Exercise goal:
Return a copy of each line that holds the string "ylabel".

(Figure record listings)
------------------------------------------------

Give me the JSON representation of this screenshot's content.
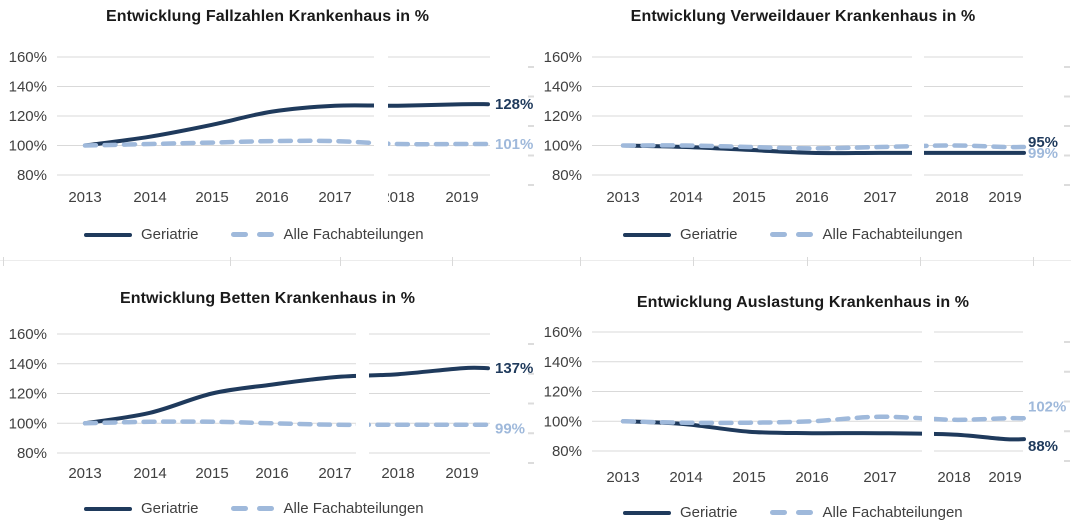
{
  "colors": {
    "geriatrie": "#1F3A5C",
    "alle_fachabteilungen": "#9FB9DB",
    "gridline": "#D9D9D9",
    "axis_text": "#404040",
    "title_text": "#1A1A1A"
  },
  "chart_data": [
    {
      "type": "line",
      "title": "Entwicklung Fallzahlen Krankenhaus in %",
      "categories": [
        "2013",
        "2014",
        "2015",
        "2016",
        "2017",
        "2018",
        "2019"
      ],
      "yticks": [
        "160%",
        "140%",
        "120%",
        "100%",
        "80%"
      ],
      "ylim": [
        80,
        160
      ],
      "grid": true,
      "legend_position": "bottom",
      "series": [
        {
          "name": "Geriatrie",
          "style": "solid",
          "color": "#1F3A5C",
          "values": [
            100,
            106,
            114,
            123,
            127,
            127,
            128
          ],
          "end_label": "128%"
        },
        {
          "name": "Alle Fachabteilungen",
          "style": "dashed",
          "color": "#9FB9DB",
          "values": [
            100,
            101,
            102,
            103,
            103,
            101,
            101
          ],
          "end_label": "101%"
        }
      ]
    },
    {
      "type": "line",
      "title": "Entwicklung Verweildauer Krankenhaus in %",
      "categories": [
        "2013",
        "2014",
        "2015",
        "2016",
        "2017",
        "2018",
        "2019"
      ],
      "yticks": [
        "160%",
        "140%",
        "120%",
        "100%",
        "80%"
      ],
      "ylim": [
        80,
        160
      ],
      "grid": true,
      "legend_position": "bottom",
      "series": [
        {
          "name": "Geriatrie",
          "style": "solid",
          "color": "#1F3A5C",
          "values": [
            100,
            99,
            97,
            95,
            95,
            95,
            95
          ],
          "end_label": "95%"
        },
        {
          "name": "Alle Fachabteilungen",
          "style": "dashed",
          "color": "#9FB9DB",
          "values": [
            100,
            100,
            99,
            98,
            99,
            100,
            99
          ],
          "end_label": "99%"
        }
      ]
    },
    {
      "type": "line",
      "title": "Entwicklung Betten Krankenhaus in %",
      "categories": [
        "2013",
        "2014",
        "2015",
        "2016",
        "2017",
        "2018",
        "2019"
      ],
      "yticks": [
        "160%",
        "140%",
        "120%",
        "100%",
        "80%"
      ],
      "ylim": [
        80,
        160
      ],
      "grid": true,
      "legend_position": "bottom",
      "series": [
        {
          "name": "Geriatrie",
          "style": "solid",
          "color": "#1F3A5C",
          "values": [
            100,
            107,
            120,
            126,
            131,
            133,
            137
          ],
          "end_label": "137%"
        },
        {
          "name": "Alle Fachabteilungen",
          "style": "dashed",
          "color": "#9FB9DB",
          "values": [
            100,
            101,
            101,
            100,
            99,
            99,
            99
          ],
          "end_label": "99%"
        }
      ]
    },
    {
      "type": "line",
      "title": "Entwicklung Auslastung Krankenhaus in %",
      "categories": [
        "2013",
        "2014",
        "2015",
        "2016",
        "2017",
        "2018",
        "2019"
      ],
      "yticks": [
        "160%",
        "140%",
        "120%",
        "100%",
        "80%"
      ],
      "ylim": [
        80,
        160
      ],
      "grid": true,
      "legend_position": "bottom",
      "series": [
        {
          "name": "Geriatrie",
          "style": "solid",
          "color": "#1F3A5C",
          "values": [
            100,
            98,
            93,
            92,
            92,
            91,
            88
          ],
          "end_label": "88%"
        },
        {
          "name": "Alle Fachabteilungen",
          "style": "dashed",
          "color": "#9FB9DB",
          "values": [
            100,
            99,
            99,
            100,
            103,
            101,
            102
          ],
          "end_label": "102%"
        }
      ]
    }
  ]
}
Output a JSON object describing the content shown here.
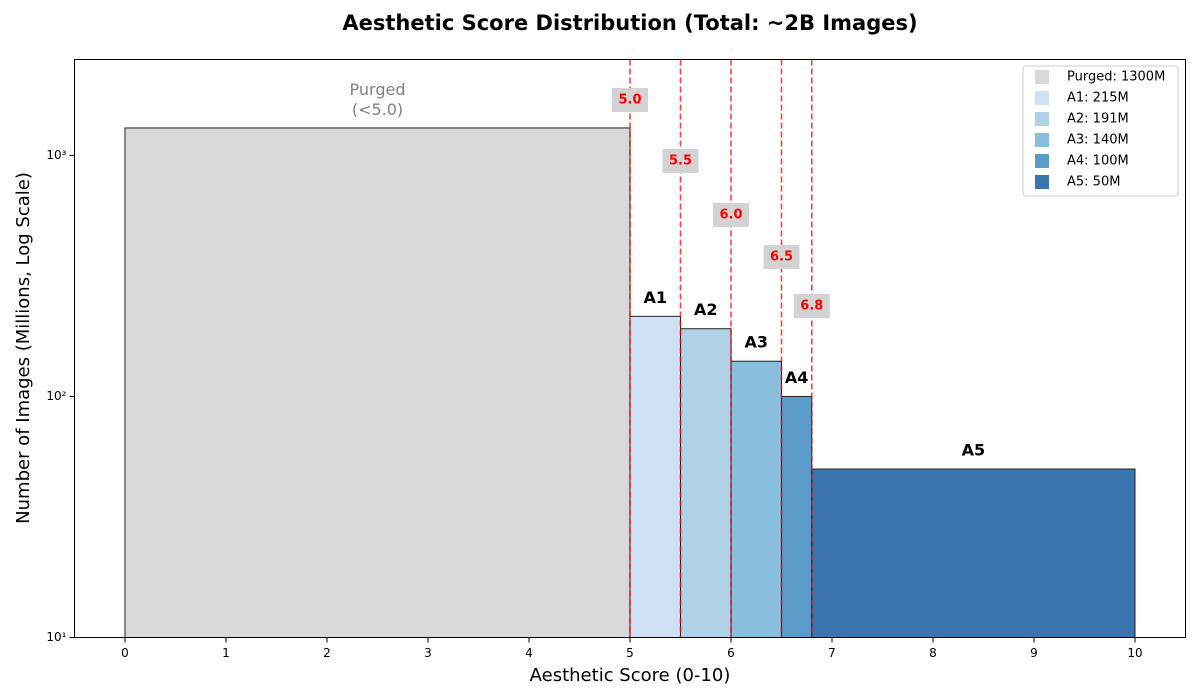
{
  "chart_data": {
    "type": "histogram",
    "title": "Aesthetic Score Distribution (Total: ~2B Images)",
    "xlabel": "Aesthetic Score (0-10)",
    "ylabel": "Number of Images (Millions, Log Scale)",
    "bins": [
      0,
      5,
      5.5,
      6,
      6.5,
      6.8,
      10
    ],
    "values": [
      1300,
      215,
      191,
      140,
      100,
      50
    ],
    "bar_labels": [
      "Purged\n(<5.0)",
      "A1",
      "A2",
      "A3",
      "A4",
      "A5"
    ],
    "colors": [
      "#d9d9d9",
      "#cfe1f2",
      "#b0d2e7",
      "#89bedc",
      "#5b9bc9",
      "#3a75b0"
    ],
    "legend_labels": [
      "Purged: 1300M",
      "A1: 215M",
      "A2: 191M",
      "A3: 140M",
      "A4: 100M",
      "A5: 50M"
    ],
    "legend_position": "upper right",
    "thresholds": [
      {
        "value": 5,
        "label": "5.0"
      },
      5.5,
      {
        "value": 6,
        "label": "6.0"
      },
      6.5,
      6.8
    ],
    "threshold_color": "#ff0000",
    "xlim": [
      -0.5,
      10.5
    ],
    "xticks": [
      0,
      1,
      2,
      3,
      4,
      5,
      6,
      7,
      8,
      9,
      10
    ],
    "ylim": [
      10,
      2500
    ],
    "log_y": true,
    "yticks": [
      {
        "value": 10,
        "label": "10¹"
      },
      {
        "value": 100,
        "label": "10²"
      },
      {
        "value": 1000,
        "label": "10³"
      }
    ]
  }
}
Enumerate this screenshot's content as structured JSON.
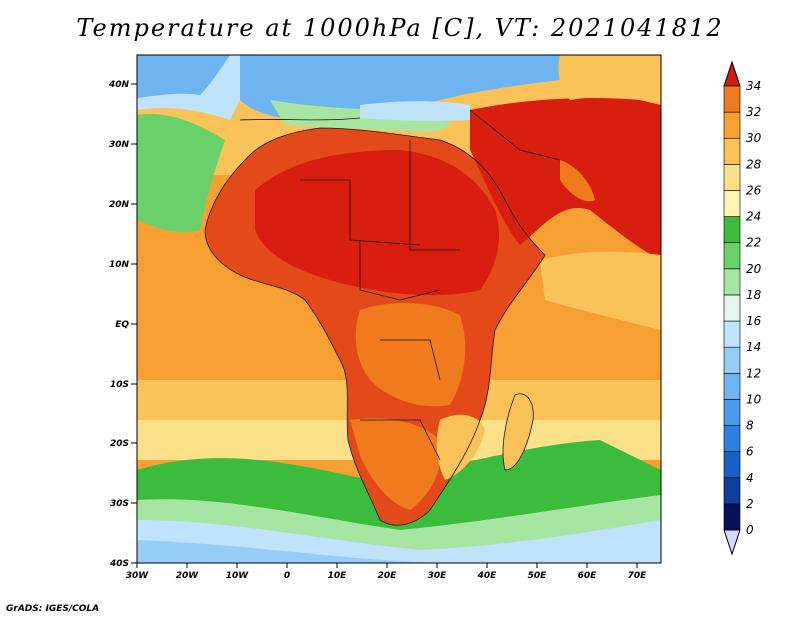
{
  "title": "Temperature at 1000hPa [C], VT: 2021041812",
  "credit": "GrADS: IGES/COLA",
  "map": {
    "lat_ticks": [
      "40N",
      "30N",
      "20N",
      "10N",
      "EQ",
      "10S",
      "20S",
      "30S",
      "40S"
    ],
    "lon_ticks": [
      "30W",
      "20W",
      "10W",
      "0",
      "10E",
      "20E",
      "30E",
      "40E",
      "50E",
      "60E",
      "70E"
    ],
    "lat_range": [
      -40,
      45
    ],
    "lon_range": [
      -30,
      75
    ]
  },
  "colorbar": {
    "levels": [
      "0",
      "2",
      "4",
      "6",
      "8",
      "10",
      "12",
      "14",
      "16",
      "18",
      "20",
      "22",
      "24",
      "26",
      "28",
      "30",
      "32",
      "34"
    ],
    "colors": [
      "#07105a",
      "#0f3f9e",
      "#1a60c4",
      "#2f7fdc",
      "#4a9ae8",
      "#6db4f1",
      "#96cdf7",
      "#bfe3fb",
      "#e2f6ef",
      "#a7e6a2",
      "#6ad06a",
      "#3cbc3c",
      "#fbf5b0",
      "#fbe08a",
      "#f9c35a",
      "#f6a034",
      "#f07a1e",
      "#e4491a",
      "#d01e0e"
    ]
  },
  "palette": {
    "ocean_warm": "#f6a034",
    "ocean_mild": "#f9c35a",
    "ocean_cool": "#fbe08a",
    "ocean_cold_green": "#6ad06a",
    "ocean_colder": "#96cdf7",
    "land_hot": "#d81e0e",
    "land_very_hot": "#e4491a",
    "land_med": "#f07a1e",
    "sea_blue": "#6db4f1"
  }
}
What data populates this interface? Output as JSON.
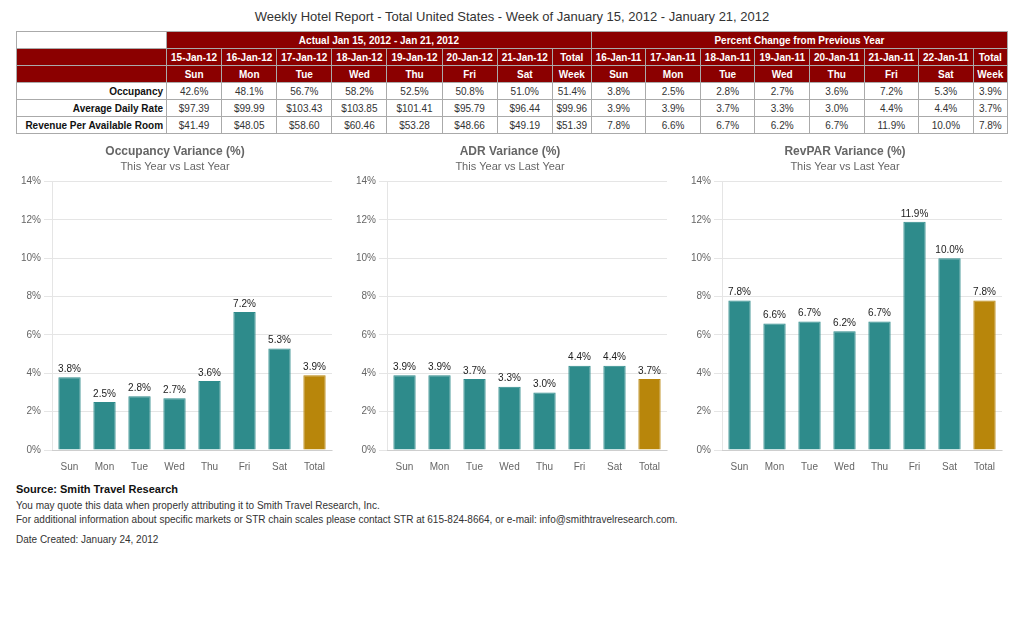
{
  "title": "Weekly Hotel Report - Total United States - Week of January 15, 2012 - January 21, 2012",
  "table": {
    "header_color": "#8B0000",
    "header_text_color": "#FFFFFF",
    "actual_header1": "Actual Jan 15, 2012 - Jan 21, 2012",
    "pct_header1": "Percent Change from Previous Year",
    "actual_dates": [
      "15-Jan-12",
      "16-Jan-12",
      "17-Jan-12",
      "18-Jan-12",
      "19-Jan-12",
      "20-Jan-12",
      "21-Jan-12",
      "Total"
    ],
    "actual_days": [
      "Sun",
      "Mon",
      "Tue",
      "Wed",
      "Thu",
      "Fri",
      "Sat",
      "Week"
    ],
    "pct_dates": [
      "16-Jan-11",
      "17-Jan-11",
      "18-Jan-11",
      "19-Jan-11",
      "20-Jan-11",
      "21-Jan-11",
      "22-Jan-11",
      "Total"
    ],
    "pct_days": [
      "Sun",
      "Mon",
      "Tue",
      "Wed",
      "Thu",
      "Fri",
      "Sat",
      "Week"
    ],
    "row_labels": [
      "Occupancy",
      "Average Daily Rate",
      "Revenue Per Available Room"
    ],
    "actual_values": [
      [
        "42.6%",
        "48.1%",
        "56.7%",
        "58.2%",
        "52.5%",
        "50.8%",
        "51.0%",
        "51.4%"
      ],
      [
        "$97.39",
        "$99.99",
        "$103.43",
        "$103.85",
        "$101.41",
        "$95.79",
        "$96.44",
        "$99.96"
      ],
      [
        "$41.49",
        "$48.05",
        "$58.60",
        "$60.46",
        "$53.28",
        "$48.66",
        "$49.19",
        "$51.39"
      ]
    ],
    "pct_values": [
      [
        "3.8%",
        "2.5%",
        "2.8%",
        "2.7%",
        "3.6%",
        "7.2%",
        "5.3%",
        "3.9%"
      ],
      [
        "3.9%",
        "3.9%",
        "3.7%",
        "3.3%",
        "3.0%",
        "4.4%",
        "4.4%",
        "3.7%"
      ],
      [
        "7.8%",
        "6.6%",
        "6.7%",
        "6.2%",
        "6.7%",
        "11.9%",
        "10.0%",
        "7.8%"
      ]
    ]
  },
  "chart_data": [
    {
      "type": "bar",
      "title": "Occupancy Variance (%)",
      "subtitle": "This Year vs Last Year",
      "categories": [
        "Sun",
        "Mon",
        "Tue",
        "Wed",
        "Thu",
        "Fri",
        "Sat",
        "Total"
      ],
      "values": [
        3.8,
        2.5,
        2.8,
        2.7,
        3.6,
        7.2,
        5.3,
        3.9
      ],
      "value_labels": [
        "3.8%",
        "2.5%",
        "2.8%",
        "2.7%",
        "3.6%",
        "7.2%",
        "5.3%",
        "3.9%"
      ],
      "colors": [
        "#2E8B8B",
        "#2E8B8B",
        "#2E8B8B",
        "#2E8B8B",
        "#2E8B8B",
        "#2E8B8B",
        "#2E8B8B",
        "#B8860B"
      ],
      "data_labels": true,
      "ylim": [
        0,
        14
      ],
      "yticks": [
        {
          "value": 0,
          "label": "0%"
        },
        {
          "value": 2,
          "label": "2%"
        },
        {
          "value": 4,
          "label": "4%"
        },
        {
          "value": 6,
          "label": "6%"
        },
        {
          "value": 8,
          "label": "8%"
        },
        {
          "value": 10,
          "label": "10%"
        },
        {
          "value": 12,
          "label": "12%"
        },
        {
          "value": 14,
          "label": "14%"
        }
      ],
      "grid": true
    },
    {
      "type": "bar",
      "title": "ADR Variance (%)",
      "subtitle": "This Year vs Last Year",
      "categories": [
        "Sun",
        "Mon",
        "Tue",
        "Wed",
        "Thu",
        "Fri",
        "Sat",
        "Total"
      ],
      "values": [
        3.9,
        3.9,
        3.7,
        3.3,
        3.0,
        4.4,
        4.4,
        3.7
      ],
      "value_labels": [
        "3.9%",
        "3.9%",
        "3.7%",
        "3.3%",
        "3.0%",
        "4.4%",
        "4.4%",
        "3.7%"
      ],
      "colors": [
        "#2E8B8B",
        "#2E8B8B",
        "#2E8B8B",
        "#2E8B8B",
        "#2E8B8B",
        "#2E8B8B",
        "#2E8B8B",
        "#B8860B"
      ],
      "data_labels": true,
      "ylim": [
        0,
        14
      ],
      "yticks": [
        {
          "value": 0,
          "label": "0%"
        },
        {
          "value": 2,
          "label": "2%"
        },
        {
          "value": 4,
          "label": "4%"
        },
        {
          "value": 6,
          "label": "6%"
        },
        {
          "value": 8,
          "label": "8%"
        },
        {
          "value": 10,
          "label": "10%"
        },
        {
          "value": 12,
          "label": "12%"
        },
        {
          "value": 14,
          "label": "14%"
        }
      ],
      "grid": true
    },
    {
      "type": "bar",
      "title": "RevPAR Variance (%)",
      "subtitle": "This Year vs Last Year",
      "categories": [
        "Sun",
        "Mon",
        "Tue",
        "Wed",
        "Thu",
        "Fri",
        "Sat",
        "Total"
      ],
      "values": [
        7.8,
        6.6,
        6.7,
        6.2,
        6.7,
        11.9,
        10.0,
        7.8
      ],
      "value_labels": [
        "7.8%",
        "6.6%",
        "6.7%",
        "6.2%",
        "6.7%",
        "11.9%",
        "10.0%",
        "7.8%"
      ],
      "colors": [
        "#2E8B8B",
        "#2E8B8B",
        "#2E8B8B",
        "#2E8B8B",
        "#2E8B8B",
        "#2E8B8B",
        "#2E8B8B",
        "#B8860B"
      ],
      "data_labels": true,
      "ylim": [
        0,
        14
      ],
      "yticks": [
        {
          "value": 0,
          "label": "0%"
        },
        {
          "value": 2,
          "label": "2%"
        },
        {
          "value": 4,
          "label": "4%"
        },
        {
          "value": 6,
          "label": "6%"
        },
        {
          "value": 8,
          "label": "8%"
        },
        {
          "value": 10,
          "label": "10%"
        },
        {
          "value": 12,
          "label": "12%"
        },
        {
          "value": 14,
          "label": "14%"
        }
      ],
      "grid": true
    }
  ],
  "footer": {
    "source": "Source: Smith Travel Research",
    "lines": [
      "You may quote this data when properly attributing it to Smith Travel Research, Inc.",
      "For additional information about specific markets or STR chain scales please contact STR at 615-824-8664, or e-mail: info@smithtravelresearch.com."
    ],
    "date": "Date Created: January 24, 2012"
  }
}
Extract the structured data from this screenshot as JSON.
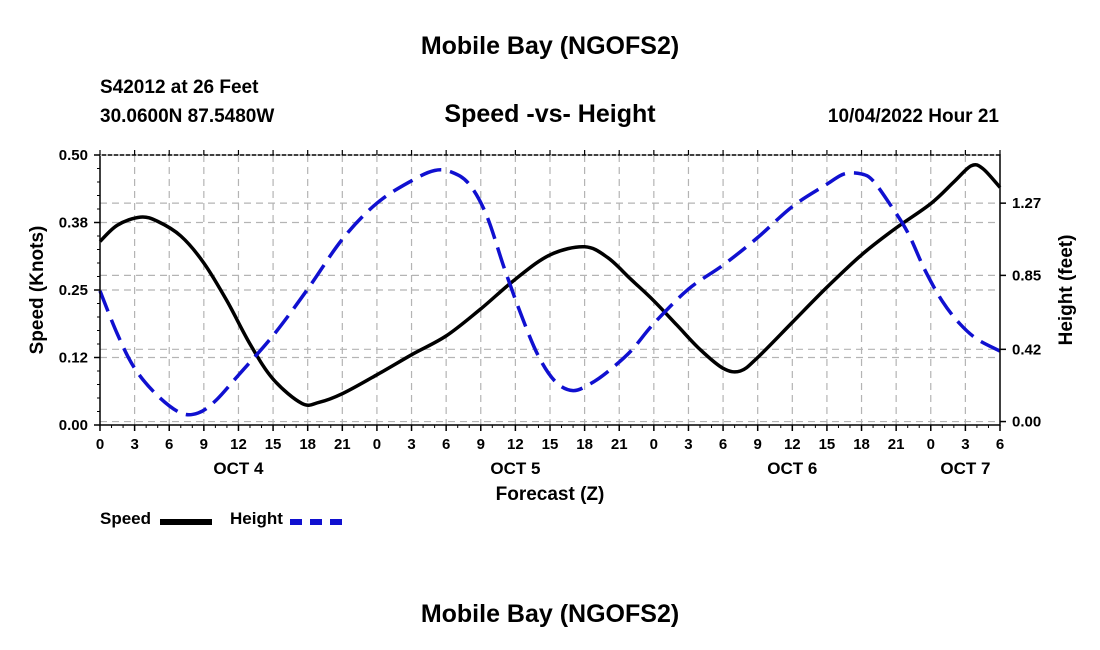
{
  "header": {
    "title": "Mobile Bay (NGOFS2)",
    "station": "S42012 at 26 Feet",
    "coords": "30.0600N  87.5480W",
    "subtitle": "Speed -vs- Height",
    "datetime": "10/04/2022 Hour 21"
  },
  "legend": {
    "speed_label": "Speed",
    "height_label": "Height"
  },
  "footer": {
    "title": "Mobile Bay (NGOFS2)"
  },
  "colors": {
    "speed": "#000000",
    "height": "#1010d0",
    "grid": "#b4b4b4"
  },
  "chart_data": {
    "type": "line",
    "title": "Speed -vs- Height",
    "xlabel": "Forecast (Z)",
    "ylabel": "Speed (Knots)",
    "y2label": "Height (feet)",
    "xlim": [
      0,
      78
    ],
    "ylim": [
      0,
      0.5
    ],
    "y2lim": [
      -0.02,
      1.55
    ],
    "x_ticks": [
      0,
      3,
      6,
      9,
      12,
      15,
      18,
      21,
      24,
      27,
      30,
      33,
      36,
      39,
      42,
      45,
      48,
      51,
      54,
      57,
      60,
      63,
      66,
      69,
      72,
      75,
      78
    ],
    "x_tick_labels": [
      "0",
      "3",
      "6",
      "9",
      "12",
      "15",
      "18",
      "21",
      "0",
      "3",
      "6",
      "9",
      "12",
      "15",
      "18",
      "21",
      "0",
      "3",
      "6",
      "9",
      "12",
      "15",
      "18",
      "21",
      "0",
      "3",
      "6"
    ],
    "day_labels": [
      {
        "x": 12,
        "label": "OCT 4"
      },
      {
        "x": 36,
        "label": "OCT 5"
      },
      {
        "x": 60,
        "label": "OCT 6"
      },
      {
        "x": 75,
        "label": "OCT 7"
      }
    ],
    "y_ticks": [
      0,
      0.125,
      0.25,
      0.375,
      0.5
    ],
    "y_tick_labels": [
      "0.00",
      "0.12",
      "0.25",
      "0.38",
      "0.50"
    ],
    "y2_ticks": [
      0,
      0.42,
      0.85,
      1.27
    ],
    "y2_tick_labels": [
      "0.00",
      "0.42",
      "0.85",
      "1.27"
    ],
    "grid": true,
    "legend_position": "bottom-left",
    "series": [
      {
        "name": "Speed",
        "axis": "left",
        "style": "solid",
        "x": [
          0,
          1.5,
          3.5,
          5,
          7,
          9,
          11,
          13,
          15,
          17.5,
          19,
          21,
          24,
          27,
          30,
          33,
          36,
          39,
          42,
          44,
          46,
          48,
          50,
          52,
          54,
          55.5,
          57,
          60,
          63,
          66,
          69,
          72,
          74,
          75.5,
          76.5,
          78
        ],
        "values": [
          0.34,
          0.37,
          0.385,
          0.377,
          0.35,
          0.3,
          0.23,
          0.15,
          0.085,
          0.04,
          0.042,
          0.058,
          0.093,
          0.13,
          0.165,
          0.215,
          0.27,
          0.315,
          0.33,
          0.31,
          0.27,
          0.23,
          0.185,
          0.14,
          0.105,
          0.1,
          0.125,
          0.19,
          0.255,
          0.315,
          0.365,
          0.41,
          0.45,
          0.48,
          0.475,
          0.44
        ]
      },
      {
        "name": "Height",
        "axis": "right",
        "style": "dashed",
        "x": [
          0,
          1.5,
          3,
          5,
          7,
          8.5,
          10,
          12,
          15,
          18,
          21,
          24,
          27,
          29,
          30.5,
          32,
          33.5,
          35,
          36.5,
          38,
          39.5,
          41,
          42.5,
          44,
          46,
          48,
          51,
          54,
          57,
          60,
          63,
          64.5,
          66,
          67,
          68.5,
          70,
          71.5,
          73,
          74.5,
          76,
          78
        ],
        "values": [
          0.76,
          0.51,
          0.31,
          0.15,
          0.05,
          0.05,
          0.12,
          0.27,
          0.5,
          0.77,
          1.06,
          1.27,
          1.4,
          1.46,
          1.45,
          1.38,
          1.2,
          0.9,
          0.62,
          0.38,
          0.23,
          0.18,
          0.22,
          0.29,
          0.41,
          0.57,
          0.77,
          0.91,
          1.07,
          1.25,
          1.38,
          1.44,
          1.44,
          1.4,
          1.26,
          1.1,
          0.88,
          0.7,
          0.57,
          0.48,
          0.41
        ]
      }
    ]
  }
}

------------------------------------------------

Right answer:
    "ylabel": "Number of Images (Millions, Log Scale)",
    "ylabel": "Speed (Knots)",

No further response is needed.